- TEXT SECTION
++++++++++++++++++++
1
votes

I am using spark 1.4 code and now we plan to move to spark 2.0, and when I check the documentation below, there are only a few features that are backward compatible, does that mean I have change most of my code ?

One of the largest changes in Spark 2.0 is the new updated APIs:

  • Unifying DataFrame and Dataset: In Scala and Java, DataFrame and Dataset have been unified, i.e. DataFrame is just a type alias for Dataset of Row. In Python and R, given the lack of type safety, DataFrame is the main programming interface.
  • SparkSession: new entry point that replaces the old SQLContext and HiveContext for DataFrame and Dataset APIs. SQLContext and HiveContext are kept for backward compatibility.
++++++++++++++++++++
Records drawn from a dataset:
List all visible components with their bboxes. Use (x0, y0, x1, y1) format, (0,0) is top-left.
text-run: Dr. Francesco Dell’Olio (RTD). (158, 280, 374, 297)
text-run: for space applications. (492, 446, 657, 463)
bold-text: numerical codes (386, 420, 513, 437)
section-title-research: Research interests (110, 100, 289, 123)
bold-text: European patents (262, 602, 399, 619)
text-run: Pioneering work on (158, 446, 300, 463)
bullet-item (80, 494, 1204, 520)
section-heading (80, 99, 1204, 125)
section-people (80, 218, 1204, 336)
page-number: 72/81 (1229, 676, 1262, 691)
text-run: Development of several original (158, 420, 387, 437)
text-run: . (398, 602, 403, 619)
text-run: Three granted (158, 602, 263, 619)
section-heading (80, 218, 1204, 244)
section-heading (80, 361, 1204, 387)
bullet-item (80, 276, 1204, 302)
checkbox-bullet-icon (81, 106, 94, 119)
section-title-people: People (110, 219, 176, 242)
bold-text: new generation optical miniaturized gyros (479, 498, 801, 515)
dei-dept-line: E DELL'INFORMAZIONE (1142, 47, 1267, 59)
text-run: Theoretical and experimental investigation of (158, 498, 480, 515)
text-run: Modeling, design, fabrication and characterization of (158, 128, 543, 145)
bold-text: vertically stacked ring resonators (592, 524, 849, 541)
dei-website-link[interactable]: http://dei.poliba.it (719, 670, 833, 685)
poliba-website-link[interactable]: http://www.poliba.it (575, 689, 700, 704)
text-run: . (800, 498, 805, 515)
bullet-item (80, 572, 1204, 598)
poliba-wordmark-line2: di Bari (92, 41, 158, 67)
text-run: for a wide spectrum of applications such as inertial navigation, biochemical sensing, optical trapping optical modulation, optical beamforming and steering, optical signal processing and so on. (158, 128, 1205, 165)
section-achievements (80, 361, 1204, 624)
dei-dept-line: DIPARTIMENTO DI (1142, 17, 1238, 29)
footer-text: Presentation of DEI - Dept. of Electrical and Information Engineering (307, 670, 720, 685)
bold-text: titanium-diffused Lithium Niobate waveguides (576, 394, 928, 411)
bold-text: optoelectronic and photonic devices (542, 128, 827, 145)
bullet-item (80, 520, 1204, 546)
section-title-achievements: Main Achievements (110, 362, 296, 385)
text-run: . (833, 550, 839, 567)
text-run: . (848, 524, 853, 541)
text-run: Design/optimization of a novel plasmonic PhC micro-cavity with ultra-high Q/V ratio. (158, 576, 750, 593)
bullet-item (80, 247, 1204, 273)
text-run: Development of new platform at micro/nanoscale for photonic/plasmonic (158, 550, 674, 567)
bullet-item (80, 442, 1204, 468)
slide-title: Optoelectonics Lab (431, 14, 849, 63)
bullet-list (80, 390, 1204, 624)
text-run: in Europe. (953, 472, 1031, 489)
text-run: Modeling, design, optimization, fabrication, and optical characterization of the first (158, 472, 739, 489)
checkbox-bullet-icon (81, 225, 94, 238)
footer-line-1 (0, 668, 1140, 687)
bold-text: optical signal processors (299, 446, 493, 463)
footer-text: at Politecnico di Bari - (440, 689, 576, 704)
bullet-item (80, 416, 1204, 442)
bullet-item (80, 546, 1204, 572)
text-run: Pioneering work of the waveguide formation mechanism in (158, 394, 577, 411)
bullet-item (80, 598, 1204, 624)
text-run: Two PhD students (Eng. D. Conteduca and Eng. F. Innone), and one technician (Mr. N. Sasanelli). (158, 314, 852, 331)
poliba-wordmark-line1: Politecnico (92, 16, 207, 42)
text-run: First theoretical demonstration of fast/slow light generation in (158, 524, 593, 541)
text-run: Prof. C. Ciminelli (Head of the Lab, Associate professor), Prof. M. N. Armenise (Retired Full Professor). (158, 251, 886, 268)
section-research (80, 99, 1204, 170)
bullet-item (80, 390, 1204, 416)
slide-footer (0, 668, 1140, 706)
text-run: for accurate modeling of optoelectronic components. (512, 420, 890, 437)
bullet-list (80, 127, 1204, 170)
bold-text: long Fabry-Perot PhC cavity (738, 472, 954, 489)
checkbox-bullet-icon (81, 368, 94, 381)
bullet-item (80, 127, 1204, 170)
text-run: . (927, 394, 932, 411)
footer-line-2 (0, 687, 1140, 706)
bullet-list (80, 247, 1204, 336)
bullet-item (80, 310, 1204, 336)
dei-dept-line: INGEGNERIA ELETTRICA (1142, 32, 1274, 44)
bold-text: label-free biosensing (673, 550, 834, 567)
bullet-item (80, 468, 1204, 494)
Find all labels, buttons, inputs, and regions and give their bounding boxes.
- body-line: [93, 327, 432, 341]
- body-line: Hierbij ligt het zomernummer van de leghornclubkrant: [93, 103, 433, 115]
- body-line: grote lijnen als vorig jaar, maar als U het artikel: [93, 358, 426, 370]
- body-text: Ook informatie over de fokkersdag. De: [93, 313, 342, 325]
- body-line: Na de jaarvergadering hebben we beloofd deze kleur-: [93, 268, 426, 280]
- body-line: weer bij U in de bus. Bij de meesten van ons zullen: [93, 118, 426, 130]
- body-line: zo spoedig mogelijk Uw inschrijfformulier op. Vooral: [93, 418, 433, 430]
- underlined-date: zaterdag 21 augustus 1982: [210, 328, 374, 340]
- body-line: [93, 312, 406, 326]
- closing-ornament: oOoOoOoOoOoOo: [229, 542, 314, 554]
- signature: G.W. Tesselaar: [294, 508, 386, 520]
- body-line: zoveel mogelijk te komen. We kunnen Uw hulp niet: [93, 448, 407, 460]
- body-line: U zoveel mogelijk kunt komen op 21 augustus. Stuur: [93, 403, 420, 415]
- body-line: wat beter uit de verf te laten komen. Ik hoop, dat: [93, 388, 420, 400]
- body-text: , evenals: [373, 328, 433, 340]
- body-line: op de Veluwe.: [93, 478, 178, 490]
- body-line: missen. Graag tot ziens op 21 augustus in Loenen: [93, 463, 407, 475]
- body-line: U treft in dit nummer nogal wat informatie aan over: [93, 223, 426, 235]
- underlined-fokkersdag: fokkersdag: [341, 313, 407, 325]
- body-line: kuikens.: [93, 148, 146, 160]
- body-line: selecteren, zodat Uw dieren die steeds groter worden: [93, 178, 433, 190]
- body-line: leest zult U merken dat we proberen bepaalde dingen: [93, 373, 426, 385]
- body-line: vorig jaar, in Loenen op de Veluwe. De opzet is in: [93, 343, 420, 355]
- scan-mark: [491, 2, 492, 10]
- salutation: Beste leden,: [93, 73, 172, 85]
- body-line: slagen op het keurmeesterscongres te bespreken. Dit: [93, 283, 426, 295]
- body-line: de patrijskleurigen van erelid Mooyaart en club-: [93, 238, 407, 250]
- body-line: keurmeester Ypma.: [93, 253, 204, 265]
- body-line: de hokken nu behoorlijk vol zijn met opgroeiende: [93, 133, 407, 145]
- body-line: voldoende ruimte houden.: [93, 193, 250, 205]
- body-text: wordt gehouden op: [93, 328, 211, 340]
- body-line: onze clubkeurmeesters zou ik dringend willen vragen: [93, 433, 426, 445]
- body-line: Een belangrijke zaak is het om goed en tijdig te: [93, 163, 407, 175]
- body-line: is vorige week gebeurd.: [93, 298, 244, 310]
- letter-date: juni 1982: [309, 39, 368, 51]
++++++++++++++++++++
- TASKS AND EXERCISES
1. Decide whether each statement agrees with the Spark 2.0 text. For each, answer yes or no and quote the words from the text that settle it.
(a) In Python and R, DataFrame is the main programming interface.
(b) SQLContext and HiveContext were dropped in Spark 2.0.
(c) The writer is currently using Spark 1.4 code.
2. Carry on the Spark 2.0 text from the point where it stops.

- ANSWERS BY TASK
1.
(a) Yes: "In Python and R, given the lack of type safety, DataFrame is the main programming interface."
(b) No: "SQLContext and HiveContext are kept for backward compatibility."
(c) Yes: "I am using spark 1.4 code"

2.
  • A new, streamlined configuration API for SparkSession
  • Simpler, more performant accumulator API
  • A new, improved Aggregator API for typed aggregation in Datasets
1
does that mean I have change most of my code -- Well, you just read the documentation, it seems, so yes.OneCricketeer
@T.Gawęda I'm not sure that I get the OP's question. There is a migration guide to spark. spark.apache.org/docs/latest/…eliasah
@eliasah I understand it as "Will I be forced to rewrite much of my code to get it working on Spark 2". Migration guide is very good reference, post answer with it :) Answer of course will be "it depends", but more precise :PT. Gawęda
Thanks @T.Gawęda. I have posted a quick answer.eliasah

1 Answers

5
votes

As stated in the comments, Spark has a migration guide to follow. You can check it here.

There is not much changes between 1.6 and 2.0 excepted what's cited in the document.

And to answer the question, I'd also say "it depends".

e.g Recently I had to migrate a machine learning application from 1.6.3 to 2.0.2 and the only change that I had to do where listed in the MLLib migration guide.